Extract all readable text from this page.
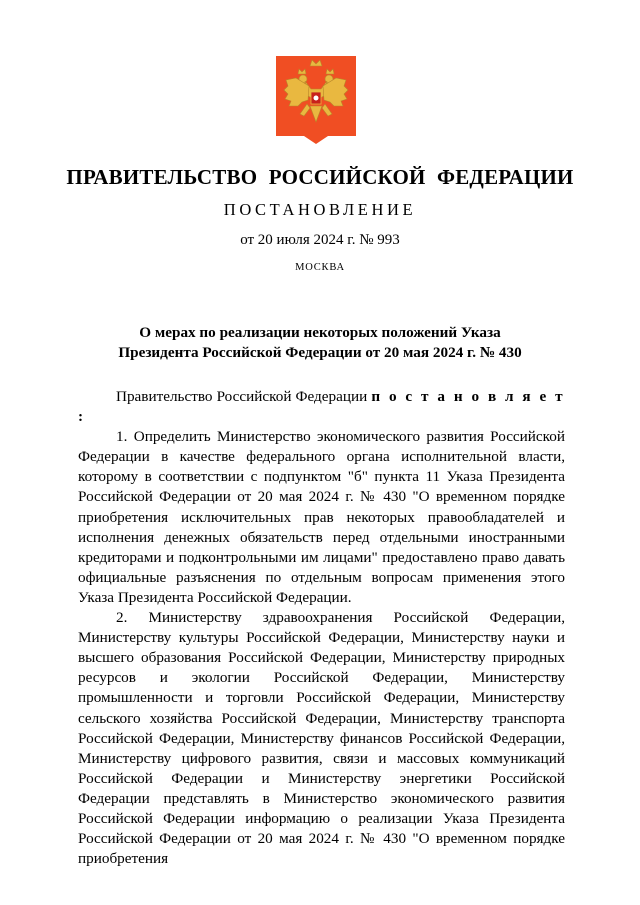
ПРАВИТЕЛЬСТВО РОССИЙСКОЙ ФЕДЕРАЦИИ
ПОСТАНОВЛЕНИЕ
от 20 июля 2024 г. № 993
МОСКВА
О мерах по реализации некоторых положений Указа
Президента Российской Федерации от 20 мая 2024 г. № 430

Правительство Российской Федерации п о с т а н о в л я е т :

1. Определить Министерство экономического развития Российской Федерации в качестве федерального органа исполнительной власти, которому в соответствии с подпунктом "б" пункта 11 Указа Президента Российской Федерации от 20 мая 2024 г. № 430 "О временном порядке приобретения исключительных прав некоторых правообладателей и исполнения денежных обязательств перед отдельными иностранными кредиторами и подконтрольными им лицами" предоставлено право давать официальные разъяснения по отдельным вопросам применения этого Указа Президента Российской Федерации.

2. Министерству здравоохранения Российской Федерации, Министерству культуры Российской Федерации, Министерству науки и высшего образования Российской Федерации, Министерству природных ресурсов и экологии Российской Федерации, Министерству промышленности и торговли Российской Федерации, Министерству сельского хозяйства Российской Федерации, Министерству транспорта Российской Федерации, Министерству финансов Российской Федерации, Министерству цифрового развития, связи и массовых коммуникаций Российской Федерации и Министерству энергетики Российской Федерации представлять в Министерство экономического развития Российской Федерации информацию о реализации Указа Президента Российской Федерации от 20 мая 2024 г. № 430 "О временном порядке приобретения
+---+
## Work required
Check all the records above and select each line where the string "Указа" is found.

## Written response
О мерах по реализации некоторых положений Указа
1. Определить Министерство экономического развития Российской Федерации в качестве федерального органа исполнительной власти, которому в соответствии с подпунктом "б" пункта 11 Указа Президента Российской Федерации от 20 мая 2024 г. № 430 "О временном порядке приобретения исключительных прав некоторых правообладателей и исполнения денежных обязательств перед отдельными иностранными кредиторами и подконтрольными им лицами" предоставлено право давать официальные разъяснения по отдельным вопросам применения этого Указа Президента Российской Федерации.
2. Министерству здравоохранения Российской Федерации, Министерству культуры Российской Федерации, Министерству науки и высшего образования Российской Федерации, Министерству природных ресурсов и экологии Российской Федерации, Министерству промышленности и торговли Российской Федерации, Министерству сельского хозяйства Российской Федерации, Министерству транспорта Российской Федерации, Министерству финансов Российской Федерации, Министерству цифрового развития, связи и массовых коммуникаций Российской Федерации и Министерству энергетики Российской Федерации представлять в Министерство экономического развития Российской Федерации информацию о реализации Указа Президента Российской Федерации от 20 мая 2024 г. № 430 "О временном порядке приобретения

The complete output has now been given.